### [WHAT IS EXPECTED]
Report how many lines below contain the word "insulation". Give only the number.

### [GIVEN DATA]
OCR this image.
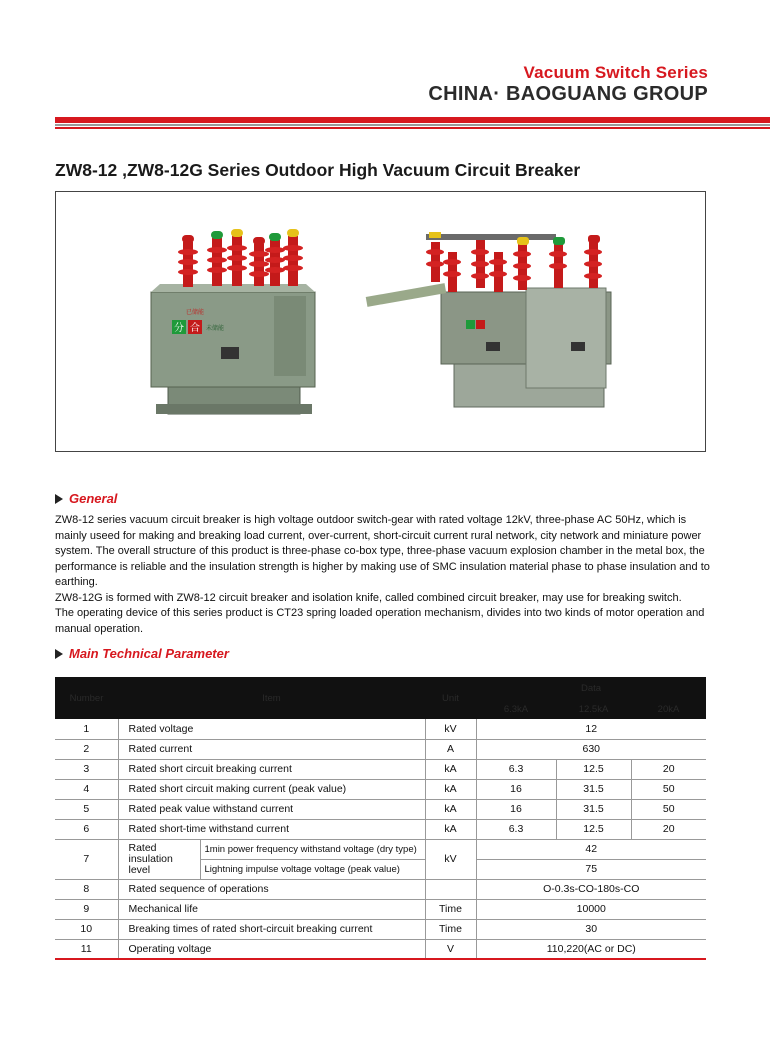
Vacuum Switch Series
CHINA· BAOGUANG GROUP
ZW8-12 ,ZW8-12G Series Outdoor High Vacuum Circuit Breaker
分 合
已储能
未储能
General

ZW8-12 series vacuum circuit breaker is high voltage outdoor switch-gear with rated voltage 12kV, three-phase AC 50Hz, which is mainly useed for making and breaking load current, over-current, short-circuit current rural network, city network and miniature power system. The overall structure of this product is three-phase co-box type, three-phase vacuum explosion chamber in the metal box, the performance is reliable and the insulation strength is higher by making use of SMC insulation material phase to phase insulation and to earthing.

ZW8-12G is formed with ZW8-12 circuit breaker and isolation knife, called combined circuit breaker, may use for breaking switch.

The operating device of this series product is CT23 spring loaded operation mechanism, divides into two kinds of motor operation and manual operation.

Main Technical Parameter
Number	Item		Unit	Data		
				6.3kA	12.5kA	20kA
1	Rated voltage		kV	12		
2	Rated current		A	630		
3	Rated short circuit breaking current		kA	6.3	12.5	20
4	Rated short circuit making current (peak value)		kA	16	31.5	50
5	Rated peak value withstand current		kA	16	31.5	50
6	Rated short-time withstand current		kA	6.3	12.5	20
7	Rated insulation level	1min power frequency withstand voltage (dry type)	kV	42		
		Lightning impulse voltage voltage (peak value)		75		
8	Rated sequence of operations			O-0.3s-CO-180s-CO		
9	Mechanical life		Time	10000		
10	Breaking times of rated short-circuit breaking current		Time	30		
11	Operating voltage		V	110,220(AC or DC)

### [OUTPUT FOR THIS TASK]
2